_What is being asked_
Which lines include the word "arXiv"? Copy each of them.

_Rows from a dataset_

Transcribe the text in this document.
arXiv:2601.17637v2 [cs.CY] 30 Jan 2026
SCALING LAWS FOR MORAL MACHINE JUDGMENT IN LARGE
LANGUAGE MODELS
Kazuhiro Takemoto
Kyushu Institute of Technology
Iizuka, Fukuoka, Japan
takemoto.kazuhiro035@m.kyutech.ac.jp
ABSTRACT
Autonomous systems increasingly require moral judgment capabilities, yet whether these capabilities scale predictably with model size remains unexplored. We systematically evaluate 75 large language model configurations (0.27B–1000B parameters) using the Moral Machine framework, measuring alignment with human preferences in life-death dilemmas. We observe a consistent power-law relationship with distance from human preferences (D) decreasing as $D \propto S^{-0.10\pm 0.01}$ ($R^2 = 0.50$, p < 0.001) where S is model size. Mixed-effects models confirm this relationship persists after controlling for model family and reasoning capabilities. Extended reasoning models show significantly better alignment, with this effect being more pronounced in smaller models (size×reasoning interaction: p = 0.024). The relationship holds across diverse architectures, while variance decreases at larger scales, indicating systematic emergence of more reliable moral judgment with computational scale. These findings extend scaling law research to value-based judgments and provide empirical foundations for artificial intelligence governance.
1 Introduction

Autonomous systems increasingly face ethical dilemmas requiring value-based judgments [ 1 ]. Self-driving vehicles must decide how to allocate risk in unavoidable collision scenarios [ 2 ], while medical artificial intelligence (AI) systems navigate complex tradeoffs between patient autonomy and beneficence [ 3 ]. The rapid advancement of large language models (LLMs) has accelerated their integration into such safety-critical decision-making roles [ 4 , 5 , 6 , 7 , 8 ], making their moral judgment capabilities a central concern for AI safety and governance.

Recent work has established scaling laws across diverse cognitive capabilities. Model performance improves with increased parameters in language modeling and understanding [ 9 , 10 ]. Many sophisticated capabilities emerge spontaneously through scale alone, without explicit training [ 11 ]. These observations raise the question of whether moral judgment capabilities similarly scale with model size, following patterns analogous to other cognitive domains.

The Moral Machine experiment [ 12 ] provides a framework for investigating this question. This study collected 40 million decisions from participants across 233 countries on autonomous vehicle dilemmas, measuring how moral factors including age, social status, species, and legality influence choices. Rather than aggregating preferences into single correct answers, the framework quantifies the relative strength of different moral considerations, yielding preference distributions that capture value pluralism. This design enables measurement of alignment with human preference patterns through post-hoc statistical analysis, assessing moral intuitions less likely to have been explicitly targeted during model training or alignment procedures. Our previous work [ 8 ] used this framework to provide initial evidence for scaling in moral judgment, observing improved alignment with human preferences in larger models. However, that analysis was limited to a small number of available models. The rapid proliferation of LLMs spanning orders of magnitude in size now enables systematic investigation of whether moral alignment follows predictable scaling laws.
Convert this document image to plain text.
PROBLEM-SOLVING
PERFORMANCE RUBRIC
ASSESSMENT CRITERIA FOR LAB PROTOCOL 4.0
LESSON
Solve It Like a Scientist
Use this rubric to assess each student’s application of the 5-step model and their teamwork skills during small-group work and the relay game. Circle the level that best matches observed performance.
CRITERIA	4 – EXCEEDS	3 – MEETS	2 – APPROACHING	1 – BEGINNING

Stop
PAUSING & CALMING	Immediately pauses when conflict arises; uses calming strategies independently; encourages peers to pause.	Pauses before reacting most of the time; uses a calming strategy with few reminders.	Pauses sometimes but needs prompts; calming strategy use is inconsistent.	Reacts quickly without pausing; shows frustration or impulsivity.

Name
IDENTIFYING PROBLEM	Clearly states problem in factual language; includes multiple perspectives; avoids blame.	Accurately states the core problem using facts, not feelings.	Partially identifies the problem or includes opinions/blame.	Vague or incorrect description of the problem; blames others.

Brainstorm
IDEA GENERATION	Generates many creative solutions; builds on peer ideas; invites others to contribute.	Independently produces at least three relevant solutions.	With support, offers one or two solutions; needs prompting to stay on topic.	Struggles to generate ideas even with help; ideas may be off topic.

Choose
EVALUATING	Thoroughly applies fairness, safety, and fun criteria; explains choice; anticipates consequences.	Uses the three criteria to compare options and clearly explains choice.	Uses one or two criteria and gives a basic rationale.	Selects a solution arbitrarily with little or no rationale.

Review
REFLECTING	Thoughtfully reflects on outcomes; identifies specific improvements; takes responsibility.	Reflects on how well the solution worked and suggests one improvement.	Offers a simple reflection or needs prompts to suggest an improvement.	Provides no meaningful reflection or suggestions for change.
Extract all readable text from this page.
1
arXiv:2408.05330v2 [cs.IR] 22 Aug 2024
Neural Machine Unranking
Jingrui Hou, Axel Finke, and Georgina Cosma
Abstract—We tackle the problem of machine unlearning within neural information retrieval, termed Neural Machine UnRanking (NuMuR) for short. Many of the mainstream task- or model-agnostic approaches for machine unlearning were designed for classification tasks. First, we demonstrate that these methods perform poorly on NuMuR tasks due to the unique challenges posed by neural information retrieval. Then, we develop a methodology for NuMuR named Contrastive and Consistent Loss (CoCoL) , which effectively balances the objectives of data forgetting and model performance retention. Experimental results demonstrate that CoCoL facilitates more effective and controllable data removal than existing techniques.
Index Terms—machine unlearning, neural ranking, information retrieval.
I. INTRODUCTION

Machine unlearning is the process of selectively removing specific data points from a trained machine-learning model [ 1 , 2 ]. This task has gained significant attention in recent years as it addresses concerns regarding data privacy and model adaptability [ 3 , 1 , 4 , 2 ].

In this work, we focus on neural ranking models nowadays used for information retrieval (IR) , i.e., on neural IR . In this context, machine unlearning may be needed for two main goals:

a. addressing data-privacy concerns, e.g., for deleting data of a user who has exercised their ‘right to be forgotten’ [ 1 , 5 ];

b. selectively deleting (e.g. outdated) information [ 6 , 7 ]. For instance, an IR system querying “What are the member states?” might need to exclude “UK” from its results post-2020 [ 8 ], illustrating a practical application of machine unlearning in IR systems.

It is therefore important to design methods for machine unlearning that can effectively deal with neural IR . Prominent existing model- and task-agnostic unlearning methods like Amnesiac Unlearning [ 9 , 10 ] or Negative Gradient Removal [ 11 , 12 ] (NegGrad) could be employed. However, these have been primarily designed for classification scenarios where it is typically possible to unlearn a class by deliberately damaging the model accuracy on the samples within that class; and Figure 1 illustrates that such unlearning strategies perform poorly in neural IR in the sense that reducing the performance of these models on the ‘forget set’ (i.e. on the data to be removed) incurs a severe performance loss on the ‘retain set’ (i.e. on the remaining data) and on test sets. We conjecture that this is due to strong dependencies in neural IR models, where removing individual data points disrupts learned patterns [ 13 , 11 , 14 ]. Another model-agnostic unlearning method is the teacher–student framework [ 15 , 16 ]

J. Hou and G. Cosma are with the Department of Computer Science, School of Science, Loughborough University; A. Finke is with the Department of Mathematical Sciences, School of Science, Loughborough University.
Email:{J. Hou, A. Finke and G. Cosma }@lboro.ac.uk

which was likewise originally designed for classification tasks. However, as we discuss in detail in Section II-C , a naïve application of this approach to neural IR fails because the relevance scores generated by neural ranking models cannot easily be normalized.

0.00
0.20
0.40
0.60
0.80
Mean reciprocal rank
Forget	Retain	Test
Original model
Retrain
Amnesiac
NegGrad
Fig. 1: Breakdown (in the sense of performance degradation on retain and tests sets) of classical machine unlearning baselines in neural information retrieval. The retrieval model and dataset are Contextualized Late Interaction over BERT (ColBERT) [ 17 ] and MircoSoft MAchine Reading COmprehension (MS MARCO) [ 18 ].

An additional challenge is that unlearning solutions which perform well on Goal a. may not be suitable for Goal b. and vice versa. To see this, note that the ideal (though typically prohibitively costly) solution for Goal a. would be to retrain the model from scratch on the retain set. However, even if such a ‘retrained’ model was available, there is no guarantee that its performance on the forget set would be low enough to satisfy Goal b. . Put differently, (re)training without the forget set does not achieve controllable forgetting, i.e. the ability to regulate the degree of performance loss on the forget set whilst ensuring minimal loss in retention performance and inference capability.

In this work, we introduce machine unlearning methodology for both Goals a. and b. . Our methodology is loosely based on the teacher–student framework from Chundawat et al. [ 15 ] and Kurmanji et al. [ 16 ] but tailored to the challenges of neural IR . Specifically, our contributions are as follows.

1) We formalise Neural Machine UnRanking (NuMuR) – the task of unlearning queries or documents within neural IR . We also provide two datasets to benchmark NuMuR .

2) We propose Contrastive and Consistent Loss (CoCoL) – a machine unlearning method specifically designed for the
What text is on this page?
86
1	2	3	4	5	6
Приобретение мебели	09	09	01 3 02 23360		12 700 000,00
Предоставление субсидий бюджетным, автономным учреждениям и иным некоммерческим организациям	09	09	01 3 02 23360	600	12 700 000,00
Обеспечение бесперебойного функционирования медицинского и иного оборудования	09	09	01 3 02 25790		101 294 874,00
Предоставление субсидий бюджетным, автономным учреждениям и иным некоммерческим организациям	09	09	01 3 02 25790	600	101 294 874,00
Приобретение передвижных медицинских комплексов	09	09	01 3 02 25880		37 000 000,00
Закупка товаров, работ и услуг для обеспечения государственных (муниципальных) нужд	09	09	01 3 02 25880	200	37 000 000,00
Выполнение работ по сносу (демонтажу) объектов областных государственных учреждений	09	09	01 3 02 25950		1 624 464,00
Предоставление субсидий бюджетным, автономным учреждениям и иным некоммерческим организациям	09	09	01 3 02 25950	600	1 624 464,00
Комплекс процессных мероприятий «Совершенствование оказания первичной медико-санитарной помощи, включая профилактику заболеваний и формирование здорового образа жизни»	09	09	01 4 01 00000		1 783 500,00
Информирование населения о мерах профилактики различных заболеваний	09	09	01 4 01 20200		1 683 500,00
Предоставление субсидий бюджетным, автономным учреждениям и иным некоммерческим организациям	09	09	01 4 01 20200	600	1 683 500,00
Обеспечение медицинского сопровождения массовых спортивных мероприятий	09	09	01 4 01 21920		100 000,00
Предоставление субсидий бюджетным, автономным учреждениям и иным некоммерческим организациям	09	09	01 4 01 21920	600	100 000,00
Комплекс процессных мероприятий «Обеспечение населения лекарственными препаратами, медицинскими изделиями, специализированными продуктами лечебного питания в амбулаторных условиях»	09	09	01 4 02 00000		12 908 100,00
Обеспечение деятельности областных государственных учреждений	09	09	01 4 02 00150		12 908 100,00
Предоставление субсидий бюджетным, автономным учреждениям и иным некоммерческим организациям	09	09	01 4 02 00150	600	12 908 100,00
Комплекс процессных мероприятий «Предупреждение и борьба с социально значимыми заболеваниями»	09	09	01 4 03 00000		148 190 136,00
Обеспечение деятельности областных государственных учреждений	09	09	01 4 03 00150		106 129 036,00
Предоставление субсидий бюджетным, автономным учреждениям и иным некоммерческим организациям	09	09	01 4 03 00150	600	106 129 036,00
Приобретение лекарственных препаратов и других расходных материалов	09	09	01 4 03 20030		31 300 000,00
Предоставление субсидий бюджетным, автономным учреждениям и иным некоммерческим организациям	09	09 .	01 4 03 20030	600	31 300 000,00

_Exercise result_
arXiv:2601.17637v2 [cs.CY] 30 Jan 2026
arXiv:2408.05330v2 [cs.IR] 22 Aug 2024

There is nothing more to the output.